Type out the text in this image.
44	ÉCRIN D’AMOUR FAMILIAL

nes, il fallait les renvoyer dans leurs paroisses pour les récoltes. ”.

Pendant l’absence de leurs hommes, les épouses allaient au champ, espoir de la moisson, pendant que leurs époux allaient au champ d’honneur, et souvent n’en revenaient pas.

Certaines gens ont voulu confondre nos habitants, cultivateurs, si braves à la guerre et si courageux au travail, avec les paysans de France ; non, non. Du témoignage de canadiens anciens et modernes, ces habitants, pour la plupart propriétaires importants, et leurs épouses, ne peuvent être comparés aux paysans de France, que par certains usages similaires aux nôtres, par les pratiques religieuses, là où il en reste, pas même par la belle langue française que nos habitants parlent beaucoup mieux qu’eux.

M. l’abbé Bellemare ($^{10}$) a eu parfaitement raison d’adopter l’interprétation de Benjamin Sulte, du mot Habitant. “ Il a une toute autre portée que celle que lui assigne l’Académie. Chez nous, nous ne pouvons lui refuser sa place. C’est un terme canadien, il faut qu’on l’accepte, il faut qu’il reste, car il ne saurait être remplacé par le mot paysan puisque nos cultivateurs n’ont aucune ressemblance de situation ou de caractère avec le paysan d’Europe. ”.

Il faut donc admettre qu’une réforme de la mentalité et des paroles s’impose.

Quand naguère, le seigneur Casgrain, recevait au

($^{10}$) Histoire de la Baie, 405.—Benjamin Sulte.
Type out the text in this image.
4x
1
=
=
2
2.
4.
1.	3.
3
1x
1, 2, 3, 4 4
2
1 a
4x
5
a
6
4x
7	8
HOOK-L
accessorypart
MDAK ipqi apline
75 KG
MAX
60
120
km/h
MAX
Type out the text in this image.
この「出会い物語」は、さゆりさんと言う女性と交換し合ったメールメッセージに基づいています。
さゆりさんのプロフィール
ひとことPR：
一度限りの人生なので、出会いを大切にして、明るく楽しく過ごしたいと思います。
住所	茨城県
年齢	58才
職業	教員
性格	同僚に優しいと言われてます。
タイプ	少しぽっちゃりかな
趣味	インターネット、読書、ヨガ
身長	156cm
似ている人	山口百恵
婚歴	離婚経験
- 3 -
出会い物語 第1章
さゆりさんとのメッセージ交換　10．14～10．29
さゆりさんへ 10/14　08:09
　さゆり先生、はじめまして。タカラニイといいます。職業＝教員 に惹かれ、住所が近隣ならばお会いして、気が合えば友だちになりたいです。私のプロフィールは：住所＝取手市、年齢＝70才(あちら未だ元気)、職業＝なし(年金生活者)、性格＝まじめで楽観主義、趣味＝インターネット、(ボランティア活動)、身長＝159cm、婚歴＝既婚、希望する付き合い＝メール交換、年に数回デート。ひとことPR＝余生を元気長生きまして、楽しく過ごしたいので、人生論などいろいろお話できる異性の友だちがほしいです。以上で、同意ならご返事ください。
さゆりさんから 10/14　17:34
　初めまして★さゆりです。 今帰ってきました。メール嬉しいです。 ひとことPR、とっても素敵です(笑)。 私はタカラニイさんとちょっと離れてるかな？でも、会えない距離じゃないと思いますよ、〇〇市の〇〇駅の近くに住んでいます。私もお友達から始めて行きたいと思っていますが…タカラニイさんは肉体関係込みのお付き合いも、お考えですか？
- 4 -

____

▸ WHAT THIS TASK INVOLVES
The entries above must be returned in full, exactly as shown.

▸ TASK RESPONSE
Type out the text in this image.
44	ÉCRIN D’AMOUR FAMILIAL

nes, il fallait les renvoyer dans leurs paroisses pour les récoltes. ”.

Pendant l’absence de leurs hommes, les épouses allaient au champ, espoir de la moisson, pendant que leurs époux allaient au champ d’honneur, et souvent n’en revenaient pas.

Certaines gens ont voulu confondre nos habitants, cultivateurs, si braves à la guerre et si courageux au travail, avec les paysans de France ; non, non. Du témoignage de canadiens anciens et modernes, ces habitants, pour la plupart propriétaires importants, et leurs épouses, ne peuvent être comparés aux paysans de France, que par certains usages similaires aux nôtres, par les pratiques religieuses, là où il en reste, pas même par la belle langue française que nos habitants parlent beaucoup mieux qu’eux.

M. l’abbé Bellemare ($^{10}$) a eu parfaitement raison d’adopter l’interprétation de Benjamin Sulte, du mot Habitant. “ Il a une toute autre portée que celle que lui assigne l’Académie. Chez nous, nous ne pouvons lui refuser sa place. C’est un terme canadien, il faut qu’on l’accepte, il faut qu’il reste, car il ne saurait être remplacé par le mot paysan puisque nos cultivateurs n’ont aucune ressemblance de situation ou de caractère avec le paysan d’Europe. ”.

Il faut donc admettre qu’une réforme de la mentalité et des paroles s’impose.

Quand naguère, le seigneur Casgrain, recevait au

($^{10}$) Histoire de la Baie, 405.—Benjamin Sulte.
Type out the text in this image.
4x
1
=
=
2
2.
4.
1.	3.
3
1x
1, 2, 3, 4 4
2
1 a
4x
5
a
6
4x
7	8
HOOK-L
accessorypart
MDAK ipqi apline
75 KG
MAX
60
120
km/h
MAX
Type out the text in this image.
この「出会い物語」は、さゆりさんと言う女性と交換し合ったメールメッセージに基づいています。
さゆりさんのプロフィール
ひとことPR：
一度限りの人生なので、出会いを大切にして、明るく楽しく過ごしたいと思います。
住所	茨城県
年齢	58才
職業	教員
性格	同僚に優しいと言われてます。
タイプ	少しぽっちゃりかな
趣味	インターネット、読書、ヨガ
身長	156cm
似ている人	山口百恵
婚歴	離婚経験
- 3 -
出会い物語 第1章
さゆりさんとのメッセージ交換　10．14～10．29
さゆりさんへ 10/14　08:09
　さゆり先生、はじめまして。タカラニイといいます。職業＝教員 に惹かれ、住所が近隣ならばお会いして、気が合えば友だちになりたいです。私のプロフィールは：住所＝取手市、年齢＝70才(あちら未だ元気)、職業＝なし(年金生活者)、性格＝まじめで楽観主義、趣味＝インターネット、(ボランティア活動)、身長＝159cm、婚歴＝既婚、希望する付き合い＝メール交換、年に数回デート。ひとことPR＝余生を元気長生きまして、楽しく過ごしたいので、人生論などいろいろお話できる異性の友だちがほしいです。以上で、同意ならご返事ください。
さゆりさんから 10/14　17:34
　初めまして★さゆりです。 今帰ってきました。メール嬉しいです。 ひとことPR、とっても素敵です(笑)。 私はタカラニイさんとちょっと離れてるかな？でも、会えない距離じゃないと思いますよ、〇〇市の〇〇駅の近くに住んでいます。私もお友達から始めて行きたいと思っていますが…タカラニイさんは肉体関係込みのお付き合いも、お考えですか？
- 4 -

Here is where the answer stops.